> _Task objective_:
From the listing below, extract every line containing "JSON".

Data excerpts
* * * * * * * * *
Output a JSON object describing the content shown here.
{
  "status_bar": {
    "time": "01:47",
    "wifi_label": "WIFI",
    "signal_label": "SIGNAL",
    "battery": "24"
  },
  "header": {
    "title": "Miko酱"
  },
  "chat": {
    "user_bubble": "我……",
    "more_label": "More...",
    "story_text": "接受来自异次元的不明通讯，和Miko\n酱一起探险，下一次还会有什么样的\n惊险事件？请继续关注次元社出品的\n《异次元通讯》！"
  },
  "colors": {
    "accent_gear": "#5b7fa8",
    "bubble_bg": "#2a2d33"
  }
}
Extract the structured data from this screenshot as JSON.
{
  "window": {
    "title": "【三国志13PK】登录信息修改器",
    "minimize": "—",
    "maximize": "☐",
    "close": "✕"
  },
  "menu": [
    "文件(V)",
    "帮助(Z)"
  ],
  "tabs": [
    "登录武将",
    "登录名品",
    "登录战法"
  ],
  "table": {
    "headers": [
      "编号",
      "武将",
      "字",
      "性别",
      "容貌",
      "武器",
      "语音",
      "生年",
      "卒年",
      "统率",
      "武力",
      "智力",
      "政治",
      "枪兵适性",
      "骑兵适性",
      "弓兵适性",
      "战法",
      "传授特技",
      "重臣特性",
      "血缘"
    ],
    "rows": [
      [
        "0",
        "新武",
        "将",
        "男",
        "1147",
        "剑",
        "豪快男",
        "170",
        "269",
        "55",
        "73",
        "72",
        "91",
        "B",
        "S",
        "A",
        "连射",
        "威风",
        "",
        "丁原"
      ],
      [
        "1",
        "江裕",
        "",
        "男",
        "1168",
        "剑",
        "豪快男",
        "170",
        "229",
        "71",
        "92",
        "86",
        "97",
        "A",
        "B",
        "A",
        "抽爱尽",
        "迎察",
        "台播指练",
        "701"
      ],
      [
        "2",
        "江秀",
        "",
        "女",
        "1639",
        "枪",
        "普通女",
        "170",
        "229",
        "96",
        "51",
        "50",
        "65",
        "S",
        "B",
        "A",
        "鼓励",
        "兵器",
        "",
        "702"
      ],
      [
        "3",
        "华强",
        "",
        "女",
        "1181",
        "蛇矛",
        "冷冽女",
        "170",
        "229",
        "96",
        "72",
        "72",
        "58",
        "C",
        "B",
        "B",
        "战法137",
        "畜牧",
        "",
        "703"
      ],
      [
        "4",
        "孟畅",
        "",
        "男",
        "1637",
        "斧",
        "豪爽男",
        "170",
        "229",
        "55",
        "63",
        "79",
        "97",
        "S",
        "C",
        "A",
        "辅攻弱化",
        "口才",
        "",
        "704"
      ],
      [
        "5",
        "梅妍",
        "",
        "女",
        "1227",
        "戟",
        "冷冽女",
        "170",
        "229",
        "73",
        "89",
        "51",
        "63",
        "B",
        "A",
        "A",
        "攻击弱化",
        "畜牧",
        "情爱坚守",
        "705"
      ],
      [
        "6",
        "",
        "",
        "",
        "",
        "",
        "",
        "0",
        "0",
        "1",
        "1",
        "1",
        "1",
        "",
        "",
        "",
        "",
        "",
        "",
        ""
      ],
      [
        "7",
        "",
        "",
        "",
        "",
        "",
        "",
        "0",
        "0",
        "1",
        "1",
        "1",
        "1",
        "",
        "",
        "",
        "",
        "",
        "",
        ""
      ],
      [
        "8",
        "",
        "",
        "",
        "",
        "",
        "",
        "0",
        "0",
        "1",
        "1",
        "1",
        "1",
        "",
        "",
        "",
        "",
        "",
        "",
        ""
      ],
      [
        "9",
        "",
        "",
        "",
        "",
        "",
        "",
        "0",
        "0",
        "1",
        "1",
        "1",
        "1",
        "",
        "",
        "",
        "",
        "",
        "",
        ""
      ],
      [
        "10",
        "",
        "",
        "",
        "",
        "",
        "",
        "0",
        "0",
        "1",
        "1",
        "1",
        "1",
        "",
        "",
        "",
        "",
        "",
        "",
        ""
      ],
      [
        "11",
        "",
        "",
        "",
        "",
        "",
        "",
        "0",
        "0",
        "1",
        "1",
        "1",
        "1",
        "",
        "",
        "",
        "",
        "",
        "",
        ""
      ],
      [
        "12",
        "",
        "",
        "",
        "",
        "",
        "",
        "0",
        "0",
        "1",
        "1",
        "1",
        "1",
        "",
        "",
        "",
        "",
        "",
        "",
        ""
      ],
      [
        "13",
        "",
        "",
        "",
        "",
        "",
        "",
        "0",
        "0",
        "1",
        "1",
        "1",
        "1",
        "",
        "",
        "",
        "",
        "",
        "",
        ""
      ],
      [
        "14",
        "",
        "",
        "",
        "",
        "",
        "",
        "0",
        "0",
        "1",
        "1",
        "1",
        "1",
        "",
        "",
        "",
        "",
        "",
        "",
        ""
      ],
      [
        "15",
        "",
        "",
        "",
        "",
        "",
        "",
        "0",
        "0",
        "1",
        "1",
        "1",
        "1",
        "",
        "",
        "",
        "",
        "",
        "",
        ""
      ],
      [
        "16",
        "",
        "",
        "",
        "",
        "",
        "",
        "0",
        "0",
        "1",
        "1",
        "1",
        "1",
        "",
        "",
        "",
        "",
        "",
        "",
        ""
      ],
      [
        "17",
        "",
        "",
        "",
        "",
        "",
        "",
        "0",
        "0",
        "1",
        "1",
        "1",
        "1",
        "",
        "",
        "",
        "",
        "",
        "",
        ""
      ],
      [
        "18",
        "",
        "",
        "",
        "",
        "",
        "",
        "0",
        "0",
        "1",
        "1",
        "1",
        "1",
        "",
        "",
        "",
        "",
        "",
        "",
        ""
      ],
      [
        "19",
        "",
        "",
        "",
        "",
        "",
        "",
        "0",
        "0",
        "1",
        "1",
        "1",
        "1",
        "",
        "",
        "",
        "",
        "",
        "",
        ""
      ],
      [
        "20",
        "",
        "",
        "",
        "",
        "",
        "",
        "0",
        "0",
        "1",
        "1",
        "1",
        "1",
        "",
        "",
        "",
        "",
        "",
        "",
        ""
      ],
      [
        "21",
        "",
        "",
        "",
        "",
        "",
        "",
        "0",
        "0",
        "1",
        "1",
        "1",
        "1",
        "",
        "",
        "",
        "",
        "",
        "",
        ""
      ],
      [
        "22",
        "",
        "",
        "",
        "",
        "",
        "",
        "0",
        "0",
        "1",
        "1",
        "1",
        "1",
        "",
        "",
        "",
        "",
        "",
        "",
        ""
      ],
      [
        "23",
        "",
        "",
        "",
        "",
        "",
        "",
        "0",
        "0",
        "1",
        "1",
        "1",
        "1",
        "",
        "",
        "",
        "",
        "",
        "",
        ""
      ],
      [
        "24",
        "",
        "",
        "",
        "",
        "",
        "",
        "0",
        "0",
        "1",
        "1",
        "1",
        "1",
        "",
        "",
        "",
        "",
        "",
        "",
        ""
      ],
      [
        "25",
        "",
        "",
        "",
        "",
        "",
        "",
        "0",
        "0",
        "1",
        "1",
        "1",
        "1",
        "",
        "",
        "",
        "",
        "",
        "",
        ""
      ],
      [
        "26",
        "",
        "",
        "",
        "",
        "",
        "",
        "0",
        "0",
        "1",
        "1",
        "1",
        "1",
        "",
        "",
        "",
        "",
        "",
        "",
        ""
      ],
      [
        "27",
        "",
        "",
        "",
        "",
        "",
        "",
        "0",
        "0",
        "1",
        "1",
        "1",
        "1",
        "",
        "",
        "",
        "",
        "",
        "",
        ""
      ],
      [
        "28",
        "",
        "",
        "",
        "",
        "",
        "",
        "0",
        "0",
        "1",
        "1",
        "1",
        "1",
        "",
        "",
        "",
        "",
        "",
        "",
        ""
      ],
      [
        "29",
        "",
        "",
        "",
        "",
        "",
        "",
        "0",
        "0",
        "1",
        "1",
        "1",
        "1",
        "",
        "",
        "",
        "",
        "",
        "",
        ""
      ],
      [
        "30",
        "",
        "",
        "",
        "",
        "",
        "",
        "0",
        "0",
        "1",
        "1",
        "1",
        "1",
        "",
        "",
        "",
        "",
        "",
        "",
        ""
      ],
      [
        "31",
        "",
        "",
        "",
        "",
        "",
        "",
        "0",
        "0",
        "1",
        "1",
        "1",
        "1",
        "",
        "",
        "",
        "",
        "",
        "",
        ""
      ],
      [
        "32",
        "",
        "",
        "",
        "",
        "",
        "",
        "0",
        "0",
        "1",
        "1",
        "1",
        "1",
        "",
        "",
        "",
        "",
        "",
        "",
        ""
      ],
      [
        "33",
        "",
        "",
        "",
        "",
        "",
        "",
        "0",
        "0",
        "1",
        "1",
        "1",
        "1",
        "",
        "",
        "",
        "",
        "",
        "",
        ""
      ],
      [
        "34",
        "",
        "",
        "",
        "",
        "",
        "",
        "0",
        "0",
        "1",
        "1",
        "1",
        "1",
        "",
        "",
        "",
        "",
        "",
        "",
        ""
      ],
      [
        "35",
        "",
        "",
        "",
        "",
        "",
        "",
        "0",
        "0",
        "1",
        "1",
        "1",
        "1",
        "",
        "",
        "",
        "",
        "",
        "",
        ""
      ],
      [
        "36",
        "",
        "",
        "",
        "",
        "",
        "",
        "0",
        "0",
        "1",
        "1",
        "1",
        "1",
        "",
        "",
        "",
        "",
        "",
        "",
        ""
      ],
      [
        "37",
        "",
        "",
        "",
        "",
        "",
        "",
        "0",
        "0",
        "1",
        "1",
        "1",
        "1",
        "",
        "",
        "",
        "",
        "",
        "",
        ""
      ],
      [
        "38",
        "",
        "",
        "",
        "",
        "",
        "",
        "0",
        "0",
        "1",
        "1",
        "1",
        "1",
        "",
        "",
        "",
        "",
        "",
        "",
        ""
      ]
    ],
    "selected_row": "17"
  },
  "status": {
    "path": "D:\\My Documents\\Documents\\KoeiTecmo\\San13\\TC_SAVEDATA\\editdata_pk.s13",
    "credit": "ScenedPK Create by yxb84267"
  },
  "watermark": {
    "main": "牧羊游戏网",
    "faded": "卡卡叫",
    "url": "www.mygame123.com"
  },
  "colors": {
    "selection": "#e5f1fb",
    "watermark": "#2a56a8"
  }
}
* * * * * * * * *
> _Worked solution_:
Output a JSON object describing the content shown here.
Extract the structured data from this screenshot as JSON.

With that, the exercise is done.